(Task to complete):
Provide a single number: the count of lines containing the string "watermark".

(Task inputs):
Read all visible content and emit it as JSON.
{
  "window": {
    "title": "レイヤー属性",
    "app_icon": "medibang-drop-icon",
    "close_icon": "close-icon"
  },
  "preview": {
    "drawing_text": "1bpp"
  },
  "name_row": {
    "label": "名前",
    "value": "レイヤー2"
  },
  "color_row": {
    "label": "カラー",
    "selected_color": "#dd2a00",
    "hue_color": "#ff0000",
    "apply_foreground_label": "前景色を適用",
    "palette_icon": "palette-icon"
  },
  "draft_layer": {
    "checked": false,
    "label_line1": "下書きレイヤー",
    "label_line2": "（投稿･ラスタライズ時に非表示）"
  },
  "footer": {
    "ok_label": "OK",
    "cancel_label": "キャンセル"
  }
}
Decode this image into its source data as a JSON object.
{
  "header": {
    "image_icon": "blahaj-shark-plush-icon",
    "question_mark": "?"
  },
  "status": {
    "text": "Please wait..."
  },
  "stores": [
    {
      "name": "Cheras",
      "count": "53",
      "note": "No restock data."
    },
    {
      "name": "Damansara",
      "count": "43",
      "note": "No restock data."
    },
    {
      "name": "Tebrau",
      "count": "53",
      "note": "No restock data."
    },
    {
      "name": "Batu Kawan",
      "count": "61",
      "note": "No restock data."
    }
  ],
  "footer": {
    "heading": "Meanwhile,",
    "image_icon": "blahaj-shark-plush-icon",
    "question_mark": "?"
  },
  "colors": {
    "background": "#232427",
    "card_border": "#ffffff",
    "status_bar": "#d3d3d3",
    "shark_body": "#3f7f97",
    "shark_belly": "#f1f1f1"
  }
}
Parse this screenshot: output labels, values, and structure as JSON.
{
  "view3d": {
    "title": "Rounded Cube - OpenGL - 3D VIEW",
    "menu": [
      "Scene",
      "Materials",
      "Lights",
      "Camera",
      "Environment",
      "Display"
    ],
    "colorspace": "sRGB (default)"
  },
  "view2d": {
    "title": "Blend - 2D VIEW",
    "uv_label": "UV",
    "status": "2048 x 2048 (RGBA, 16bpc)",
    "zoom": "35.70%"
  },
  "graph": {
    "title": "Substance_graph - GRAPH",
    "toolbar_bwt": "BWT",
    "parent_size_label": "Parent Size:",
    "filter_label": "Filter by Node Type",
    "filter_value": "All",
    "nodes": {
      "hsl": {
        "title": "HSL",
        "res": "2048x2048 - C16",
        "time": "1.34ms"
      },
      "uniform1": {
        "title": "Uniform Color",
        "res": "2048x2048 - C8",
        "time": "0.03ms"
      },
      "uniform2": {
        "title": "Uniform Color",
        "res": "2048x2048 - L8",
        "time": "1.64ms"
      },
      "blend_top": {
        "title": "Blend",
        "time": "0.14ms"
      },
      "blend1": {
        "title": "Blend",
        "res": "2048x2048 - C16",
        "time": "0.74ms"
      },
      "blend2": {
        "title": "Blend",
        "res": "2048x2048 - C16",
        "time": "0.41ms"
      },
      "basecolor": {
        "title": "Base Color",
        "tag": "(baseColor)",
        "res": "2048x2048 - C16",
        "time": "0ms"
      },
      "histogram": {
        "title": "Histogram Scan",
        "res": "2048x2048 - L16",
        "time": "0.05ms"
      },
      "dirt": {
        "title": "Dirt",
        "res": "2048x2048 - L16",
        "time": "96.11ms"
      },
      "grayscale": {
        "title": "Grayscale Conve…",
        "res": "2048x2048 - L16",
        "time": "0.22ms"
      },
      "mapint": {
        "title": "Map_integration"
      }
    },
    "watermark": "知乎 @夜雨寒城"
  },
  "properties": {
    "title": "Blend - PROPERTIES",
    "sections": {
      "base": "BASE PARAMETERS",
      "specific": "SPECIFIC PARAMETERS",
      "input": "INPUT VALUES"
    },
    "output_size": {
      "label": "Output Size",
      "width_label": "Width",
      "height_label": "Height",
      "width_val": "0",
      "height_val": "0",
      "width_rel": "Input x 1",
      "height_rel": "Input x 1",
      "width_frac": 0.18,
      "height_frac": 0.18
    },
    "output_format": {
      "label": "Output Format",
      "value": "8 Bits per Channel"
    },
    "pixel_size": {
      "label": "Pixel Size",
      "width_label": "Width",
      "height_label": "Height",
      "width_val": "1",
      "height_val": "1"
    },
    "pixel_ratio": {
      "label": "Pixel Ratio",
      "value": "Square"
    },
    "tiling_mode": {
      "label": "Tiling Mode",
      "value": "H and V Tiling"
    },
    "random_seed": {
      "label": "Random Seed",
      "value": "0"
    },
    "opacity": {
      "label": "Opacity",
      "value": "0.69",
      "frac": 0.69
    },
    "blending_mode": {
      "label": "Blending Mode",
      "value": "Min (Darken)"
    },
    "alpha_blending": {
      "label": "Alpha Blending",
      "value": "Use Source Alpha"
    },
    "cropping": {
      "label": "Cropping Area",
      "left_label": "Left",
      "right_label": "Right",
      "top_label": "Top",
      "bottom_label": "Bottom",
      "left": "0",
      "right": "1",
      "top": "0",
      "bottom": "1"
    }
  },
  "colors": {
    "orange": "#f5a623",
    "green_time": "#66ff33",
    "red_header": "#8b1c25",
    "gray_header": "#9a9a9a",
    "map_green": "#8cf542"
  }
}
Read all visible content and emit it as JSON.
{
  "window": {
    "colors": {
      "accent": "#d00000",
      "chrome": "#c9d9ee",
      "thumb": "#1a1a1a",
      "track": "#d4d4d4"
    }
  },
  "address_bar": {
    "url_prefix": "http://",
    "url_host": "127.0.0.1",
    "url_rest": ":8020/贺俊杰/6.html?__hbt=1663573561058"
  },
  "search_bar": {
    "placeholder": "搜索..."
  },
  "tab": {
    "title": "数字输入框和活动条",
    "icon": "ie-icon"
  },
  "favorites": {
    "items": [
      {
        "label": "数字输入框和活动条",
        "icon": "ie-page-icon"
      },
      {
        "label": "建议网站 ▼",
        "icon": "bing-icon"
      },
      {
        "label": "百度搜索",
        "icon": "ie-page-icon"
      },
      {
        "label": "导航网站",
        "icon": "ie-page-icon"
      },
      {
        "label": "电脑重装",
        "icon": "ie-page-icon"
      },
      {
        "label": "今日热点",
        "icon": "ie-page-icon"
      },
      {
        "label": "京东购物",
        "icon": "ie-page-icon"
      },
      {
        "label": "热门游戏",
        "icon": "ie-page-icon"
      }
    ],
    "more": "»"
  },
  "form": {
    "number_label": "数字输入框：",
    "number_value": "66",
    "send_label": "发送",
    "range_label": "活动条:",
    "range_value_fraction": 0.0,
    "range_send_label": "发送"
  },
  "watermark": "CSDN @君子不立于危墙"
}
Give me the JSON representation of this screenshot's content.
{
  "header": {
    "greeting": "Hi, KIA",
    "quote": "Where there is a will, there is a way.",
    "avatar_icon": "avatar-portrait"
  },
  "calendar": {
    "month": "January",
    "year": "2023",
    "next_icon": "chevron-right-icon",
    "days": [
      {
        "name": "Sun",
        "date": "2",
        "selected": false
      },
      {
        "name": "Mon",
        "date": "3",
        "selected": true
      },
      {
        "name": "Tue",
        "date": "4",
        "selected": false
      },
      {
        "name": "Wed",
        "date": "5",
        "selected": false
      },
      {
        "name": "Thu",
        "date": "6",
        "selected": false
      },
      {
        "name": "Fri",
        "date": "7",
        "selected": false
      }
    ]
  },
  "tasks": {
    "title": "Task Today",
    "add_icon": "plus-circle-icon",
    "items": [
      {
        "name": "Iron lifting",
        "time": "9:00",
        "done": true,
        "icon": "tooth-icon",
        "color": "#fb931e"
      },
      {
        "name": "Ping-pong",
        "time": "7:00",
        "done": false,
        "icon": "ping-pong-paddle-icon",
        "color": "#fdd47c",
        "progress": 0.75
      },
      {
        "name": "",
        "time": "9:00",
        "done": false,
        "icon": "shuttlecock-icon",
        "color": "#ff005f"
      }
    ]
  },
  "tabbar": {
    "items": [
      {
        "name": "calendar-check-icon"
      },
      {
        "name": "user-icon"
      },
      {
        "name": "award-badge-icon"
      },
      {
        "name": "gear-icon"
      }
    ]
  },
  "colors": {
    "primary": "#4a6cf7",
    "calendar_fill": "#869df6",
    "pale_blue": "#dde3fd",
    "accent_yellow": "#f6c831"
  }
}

(The reply):
2